--- Begin MATERIAL FOR THE TASK ---
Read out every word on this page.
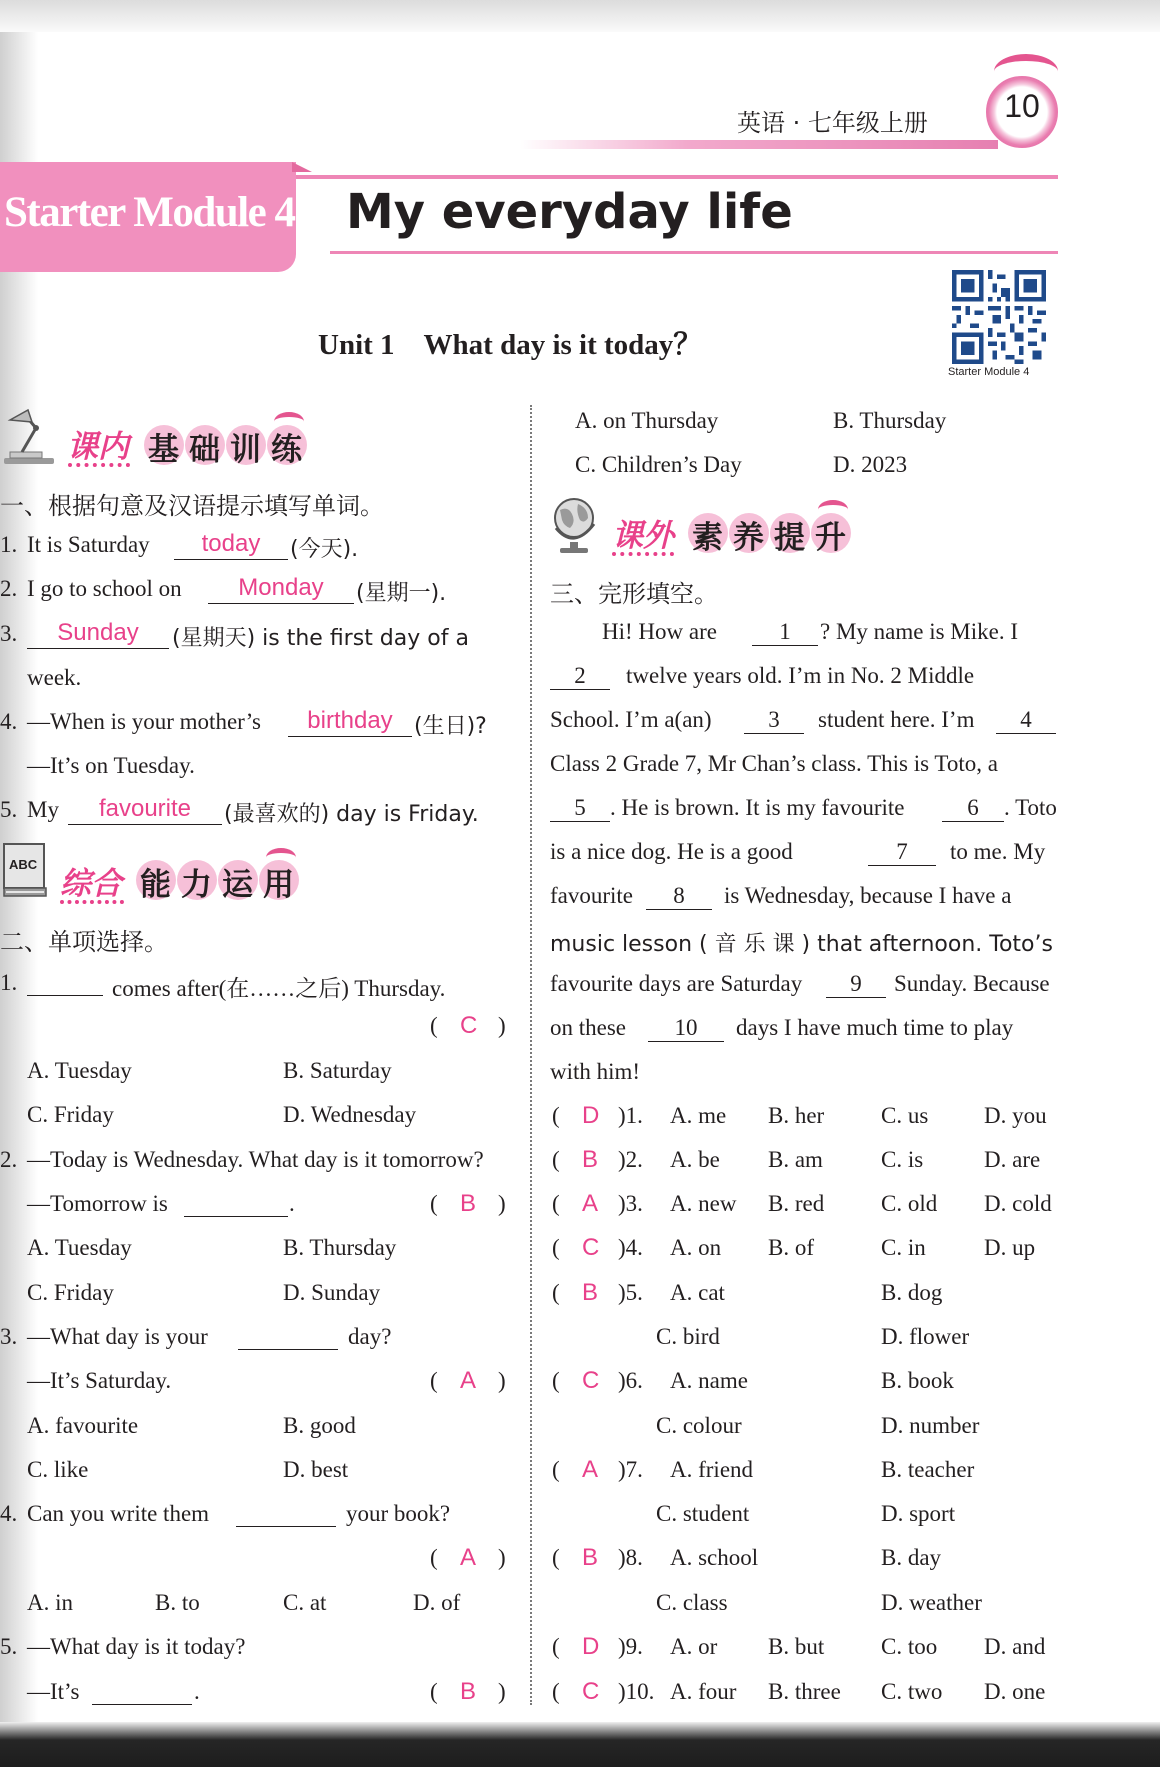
英语 · 七年级上册	10
Starter Module 4 My everyday life
Starter Module 4
Unit 1　What day is it today？
课内 基 础 训 练
一、根据句意及汉语提示填写单词。
1. It is Saturday	today	(今天).
2. I go to school on	Monday	(星期一).
3.	Sunday	(星期天) is the first day of a
week.
4. —When is your mother’s	birthday (生日)?
—It’s on Tuesday.
5. My	favourite	(最喜欢的) day is Friday.
ABC
综合 能 力 运 用
二、单项选择。
1.	comes after(在……之后) Thursday.
( C )
A. Tuesday	B. Saturday
C. Friday	D. Wednesday
2. —Today is Wednesday. What day is it tomorrow?
—Tomorrow is	.	( B )
A. Tuesday	B. Thursday
C. Friday	D. Sunday
3. —What day is your	day?
—It’s Saturday.	( A )
A. favourite	B. good
C. like	D. best
4. Can you write them	your book?
( A )
A. in	B. to	C. at	D. of
5. —What day is it today?
—It’s	.	( B )
A. on Thursday	B. Thursday
C. Children’s Day	D. 2023
课外 素 养 提 升
三、完形填空。
Hi! How are	1	? My name is Mike. I
2	twelve years old. I’m in No. 2 Middle
School. I’m a(an)	3	student here. I’m	4
Class 2 Grade 7, Mr Chan’s class. This is Toto, a
5	. He is brown. It is my favourite	6	. Toto
is a nice dog. He is a good	7	to me. My
favourite	8	is Wednesday, because I have a
music lesson ( 音 乐 课 ) that afternoon. Toto’s
favourite days are Saturday	9	Sunday. Because
on these	10	days I have much time to play
with him!
( D )1. A. me B. her C. us D. you
( B )2. A. be B. am	C. is	D. are
( A )3. A. new B. red C. old D. cold
( C )4. A. on B. of	C. in	D. up
( B )5. A. cat	B. dog
C. bird	D. flower
( C )6. A. name	B. book
C. colour	D. number
( A )7. A. friend	B. teacher
C. student	D. sport
( B )8. A. school	B. day
C. class	D. weather
( D )9. A. or B. but C. too D. and
( C )10. A. four B. three C. two D. one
--- End MATERIAL FOR THE TASK ---
• [PROBLEM TO WORK ON]: Images in the data above are to be skipped. Retype all other material exactly.

• [TASK SOLUTION]:
Read out every word on this page.
英语 · 七年级上册	10
Starter Module 4 My everyday life
Starter Module 4
Unit 1　What day is it today？
课内 基 础 训 练
一、根据句意及汉语提示填写单词。
1. It is Saturday	today	(今天).
2. I go to school on	Monday	(星期一).
3.	Sunday	(星期天) is the first day of a
week.
4. —When is your mother’s	birthday (生日)?
—It’s on Tuesday.
5. My	favourite	(最喜欢的) day is Friday.
ABC
综合 能 力 运 用
二、单项选择。
1.	comes after(在……之后) Thursday.
( C )
A. Tuesday	B. Saturday
C. Friday	D. Wednesday
2. —Today is Wednesday. What day is it tomorrow?
—Tomorrow is	.	( B )
A. Tuesday	B. Thursday
C. Friday	D. Sunday
3. —What day is your	day?
—It’s Saturday.	( A )
A. favourite	B. good
C. like	D. best
4. Can you write them	your book?
( A )
A. in	B. to	C. at	D. of
5. —What day is it today?
—It’s	.	( B )
A. on Thursday	B. Thursday
C. Children’s Day	D. 2023
课外 素 养 提 升
三、完形填空。
Hi! How are	1	? My name is Mike. I
2	twelve years old. I’m in No. 2 Middle
School. I’m a(an)	3	student here. I’m	4
Class 2 Grade 7, Mr Chan’s class. This is Toto, a
5	. He is brown. It is my favourite	6	. Toto
is a nice dog. He is a good	7	to me. My
favourite	8	is Wednesday, because I have a
music lesson ( 音 乐 课 ) that afternoon. Toto’s
favourite days are Saturday	9	Sunday. Because
on these	10	days I have much time to play
with him!
( D )1. A. me B. her C. us D. you
( B )2. A. be B. am	C. is	D. are
( A )3. A. new B. red C. old D. cold
( C )4. A. on B. of	C. in	D. up
( B )5. A. cat	B. dog
C. bird	D. flower
( C )6. A. name	B. book
C. colour	D. number
( A )7. A. friend	B. teacher
C. student	D. sport
( B )8. A. school	B. day
C. class	D. weather
( D )9. A. or B. but C. too D. and
( C )10. A. four B. three C. two D. one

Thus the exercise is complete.